• [Trecho selecionado]:
┄┄┄┄┄┄┄┄┄┄

Retirada americana da Síria deve aumentar pressão migratória
8 de outubro de 2019O presidente turco, Recep Tayyip Erdogan, anunciou no último sábado (05/10) o que já ameaçava há meses: a Turquia realizará uma ofensiva na Síria com tropas aéreas e terrestres. O objetivo é estabelecer uma zona de segurança no norte do país vizinho, ao longo da fronteira com a Turquia.
Entre outras coisas, essa investida tem o objetivo de fazer recuar a aliança rebelde das Forças Democráticas da Síria (SDF), liderada pela milícia curda Unidades de Proteção Popular (YPG). Ancara vê nos curdos uma ameaça à segurança nacional.
Para Washington, no entanto, a milícia YPG é um parceiro importante na região, juntos conseguiram derrotar o autointitulado "Estado Islâmico" (EI). Sem sucesso, os EUA tentaram encontrar uma solução de segurança conjunta com a Turquia para a área fronteiriça, considerando ao mesmo tempo os interesses das milícias curdas.

┄┄┄┄┄┄┄┄┄┄

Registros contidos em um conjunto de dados
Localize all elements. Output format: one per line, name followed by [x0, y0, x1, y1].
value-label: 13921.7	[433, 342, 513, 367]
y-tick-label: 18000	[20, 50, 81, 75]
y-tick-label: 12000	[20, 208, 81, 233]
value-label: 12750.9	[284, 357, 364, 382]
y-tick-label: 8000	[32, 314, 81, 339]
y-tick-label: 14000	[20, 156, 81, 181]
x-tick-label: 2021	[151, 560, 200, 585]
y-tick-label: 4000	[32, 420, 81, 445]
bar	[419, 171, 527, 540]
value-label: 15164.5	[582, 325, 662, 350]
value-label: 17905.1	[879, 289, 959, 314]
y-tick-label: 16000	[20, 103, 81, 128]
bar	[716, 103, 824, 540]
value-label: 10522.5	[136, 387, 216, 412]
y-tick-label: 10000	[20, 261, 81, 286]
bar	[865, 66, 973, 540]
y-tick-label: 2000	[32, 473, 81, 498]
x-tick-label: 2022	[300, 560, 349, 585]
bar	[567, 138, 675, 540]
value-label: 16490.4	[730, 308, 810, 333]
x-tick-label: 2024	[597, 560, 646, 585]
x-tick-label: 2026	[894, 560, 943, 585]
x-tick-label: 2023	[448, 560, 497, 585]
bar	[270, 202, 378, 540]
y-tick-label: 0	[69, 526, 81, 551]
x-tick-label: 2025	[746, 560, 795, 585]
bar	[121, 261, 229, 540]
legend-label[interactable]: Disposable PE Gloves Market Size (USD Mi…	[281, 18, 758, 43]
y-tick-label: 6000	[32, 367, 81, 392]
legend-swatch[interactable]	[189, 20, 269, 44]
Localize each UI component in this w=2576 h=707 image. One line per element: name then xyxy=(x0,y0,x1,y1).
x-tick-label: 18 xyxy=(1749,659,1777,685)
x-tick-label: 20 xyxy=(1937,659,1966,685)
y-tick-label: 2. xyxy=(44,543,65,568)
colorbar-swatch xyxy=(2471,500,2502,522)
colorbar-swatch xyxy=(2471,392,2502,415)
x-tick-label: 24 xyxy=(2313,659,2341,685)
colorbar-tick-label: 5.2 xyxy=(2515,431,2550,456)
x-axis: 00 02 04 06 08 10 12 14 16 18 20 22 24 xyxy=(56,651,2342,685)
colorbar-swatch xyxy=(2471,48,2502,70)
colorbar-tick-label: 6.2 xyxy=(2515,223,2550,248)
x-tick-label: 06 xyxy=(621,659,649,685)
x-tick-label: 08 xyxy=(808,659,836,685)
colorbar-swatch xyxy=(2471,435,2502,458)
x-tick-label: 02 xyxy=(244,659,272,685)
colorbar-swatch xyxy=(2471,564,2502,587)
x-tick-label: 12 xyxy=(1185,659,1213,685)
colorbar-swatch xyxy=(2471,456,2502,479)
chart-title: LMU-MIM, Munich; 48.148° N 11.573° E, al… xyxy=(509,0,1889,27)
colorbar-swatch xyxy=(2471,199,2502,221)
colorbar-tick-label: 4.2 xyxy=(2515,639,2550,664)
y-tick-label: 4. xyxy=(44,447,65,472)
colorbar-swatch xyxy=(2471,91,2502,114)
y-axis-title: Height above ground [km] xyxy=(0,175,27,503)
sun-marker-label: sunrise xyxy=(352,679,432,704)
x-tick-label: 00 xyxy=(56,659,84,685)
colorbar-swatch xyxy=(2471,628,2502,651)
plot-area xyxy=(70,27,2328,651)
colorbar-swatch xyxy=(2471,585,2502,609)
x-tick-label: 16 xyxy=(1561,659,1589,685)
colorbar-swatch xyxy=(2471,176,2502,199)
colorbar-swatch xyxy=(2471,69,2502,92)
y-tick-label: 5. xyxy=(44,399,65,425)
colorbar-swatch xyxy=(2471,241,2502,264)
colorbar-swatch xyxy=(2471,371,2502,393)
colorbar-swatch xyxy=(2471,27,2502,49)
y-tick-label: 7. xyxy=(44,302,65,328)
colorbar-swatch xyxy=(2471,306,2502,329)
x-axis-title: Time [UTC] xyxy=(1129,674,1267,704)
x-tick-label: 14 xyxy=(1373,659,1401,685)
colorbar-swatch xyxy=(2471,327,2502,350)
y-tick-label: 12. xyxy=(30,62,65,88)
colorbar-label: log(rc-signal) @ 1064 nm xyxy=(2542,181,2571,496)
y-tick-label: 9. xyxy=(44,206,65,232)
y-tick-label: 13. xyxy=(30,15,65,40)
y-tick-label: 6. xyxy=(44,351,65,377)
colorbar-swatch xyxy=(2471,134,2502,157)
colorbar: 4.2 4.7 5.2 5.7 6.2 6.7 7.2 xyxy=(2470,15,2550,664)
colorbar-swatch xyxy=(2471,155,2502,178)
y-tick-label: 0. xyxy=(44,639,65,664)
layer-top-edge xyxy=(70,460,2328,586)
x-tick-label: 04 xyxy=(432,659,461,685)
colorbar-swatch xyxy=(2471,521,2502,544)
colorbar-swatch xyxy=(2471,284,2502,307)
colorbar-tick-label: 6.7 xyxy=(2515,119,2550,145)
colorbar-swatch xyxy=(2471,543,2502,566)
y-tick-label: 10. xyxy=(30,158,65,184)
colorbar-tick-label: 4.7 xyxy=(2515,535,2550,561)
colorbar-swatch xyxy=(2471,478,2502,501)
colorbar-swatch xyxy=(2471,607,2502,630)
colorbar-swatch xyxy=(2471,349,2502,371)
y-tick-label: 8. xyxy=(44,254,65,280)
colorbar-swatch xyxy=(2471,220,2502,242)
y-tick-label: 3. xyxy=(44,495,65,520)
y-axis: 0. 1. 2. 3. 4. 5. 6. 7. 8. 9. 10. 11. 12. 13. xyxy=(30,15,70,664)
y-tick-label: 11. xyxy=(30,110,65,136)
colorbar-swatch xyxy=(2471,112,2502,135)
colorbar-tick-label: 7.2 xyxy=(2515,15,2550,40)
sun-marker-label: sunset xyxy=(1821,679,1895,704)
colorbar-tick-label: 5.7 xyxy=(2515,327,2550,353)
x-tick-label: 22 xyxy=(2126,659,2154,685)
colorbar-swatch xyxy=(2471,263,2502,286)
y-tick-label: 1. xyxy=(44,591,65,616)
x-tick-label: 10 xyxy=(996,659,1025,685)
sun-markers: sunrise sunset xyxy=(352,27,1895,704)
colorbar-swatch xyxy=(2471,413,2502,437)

┄┄┄┄┄┄┄┄┄┄

• [Tarefa proposta 1]: Segundo o trecho selecionado, por que a milícia YPG é um parceiro importante para Washington? Responda em uma a três frases.
• [Tarefa proposta 2]: Indique se cada afirmação concorda com o trecho selecionado, respondendo sim ou não e citando literalmente as palavras do trecho que decidem a questão: (a) A ofensiva turca contará apenas com tropas terrestres. (b) A aliança SDF é liderada pela milícia YPG. (c) Os EUA chegaram a uma solução de segurança conjunta com a Turquia para a área fronteiriça.
• [Tarefa proposta 3]: Reproduza do trecho selecionado a parte que começa em "Retirada americana da" e segue até "com a Turquia.".
Os itens não têm nenhum papel nesta atividade.

• [Resolução da tarefa 1]: Para Washington, a milícia YPG é um parceiro importante na região porque, juntos, eles conseguiram derrotar o autointitulado "Estado Islâmico" (EI).

• [Resolução da tarefa 2]:
(a) Não: "com tropas aéreas e terrestres".
(b) Sim: "liderada pela milícia curda Unidades de Proteção Popular (YPG)".
(c) Não: "Sem sucesso, os EUA tentaram encontrar uma solução de segurança conjunta com a Turquia para a área fronteiriça".

• [Resolução da tarefa 3]:
Retirada americana da Síria deve aumentar pressão migratória
8 de outubro de 2019O presidente turco, Recep Tayyip Erdogan, anunciou no último sábado (05/10) o que já ameaçava há meses: a Turquia realizará uma ofensiva na Síria com tropas aéreas e terrestres. O objetivo é estabelecer uma zona de segurança no norte do país vizinho, ao longo da fronteira com a Turquia.